[Given entries]:
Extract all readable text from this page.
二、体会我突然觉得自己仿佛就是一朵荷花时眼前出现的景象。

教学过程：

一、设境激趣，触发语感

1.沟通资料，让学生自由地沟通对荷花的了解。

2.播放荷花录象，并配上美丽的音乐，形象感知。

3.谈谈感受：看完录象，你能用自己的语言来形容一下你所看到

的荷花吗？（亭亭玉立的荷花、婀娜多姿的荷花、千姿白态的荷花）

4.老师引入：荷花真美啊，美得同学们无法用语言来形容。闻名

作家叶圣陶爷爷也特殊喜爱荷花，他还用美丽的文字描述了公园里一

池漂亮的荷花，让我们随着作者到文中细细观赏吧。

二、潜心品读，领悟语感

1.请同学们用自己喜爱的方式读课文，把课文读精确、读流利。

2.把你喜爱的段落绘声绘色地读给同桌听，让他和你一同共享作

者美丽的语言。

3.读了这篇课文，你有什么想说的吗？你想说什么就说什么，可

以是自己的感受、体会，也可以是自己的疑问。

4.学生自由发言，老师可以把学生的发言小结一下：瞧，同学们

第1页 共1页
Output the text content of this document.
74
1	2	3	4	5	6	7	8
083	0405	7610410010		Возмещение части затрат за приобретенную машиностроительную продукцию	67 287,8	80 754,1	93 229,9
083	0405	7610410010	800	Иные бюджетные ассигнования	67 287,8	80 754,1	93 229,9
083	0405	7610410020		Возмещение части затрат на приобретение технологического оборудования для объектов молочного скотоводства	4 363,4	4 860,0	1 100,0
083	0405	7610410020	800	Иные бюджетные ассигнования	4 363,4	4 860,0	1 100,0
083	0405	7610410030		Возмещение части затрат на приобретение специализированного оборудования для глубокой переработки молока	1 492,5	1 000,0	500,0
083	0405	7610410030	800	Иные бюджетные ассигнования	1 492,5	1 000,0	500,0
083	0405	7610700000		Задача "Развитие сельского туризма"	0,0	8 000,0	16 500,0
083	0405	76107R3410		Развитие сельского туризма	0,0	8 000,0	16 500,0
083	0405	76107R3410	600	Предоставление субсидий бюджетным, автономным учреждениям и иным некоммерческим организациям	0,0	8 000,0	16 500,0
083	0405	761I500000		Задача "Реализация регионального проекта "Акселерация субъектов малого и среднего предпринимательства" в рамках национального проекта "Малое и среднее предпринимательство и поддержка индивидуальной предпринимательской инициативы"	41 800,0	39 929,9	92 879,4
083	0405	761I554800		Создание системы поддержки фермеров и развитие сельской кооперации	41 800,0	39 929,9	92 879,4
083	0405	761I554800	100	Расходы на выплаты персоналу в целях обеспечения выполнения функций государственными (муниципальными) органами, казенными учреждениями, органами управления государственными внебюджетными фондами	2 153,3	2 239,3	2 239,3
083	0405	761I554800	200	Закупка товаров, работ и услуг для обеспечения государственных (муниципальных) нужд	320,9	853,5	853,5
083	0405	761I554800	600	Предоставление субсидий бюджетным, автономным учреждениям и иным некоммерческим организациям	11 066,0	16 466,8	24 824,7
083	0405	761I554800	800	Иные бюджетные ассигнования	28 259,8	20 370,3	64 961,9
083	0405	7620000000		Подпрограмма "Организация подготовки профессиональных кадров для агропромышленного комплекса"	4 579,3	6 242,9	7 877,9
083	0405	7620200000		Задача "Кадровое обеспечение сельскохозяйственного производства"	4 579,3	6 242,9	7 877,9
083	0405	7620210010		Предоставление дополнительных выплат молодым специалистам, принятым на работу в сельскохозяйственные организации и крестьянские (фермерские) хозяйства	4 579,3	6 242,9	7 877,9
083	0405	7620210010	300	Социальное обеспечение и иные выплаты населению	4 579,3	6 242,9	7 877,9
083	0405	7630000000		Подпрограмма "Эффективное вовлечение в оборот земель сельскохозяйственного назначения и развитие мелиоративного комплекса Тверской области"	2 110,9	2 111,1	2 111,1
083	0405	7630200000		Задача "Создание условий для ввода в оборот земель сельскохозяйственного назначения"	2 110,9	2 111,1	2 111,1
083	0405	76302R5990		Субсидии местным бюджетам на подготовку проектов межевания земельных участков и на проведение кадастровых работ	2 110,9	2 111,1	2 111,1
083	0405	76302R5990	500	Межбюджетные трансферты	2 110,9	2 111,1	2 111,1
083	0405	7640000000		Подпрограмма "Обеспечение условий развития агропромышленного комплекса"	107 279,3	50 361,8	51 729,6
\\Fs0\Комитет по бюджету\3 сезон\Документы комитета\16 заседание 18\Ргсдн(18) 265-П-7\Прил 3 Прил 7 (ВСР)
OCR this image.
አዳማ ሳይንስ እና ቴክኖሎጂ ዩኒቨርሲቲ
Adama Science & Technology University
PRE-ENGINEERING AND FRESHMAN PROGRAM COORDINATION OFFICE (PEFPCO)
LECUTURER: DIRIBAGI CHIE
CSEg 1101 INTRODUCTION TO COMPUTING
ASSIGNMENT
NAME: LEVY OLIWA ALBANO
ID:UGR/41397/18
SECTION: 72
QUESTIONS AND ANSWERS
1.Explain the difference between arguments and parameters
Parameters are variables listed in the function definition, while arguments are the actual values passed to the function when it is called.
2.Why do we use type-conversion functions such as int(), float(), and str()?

[What you are asked to do]: Look through the data and show every line containing "Создание".

[Solution to this exercise]:
083	0405	761I554800		Создание системы поддержки фермеров и развитие сельской кооперации	41 800,0	39 929,9	92 879,4
083	0405	7630200000		Задача "Создание условий для ввода в оборот земель сельскохозяйственного назначения"	2 110,9	2 111,1	2 111,1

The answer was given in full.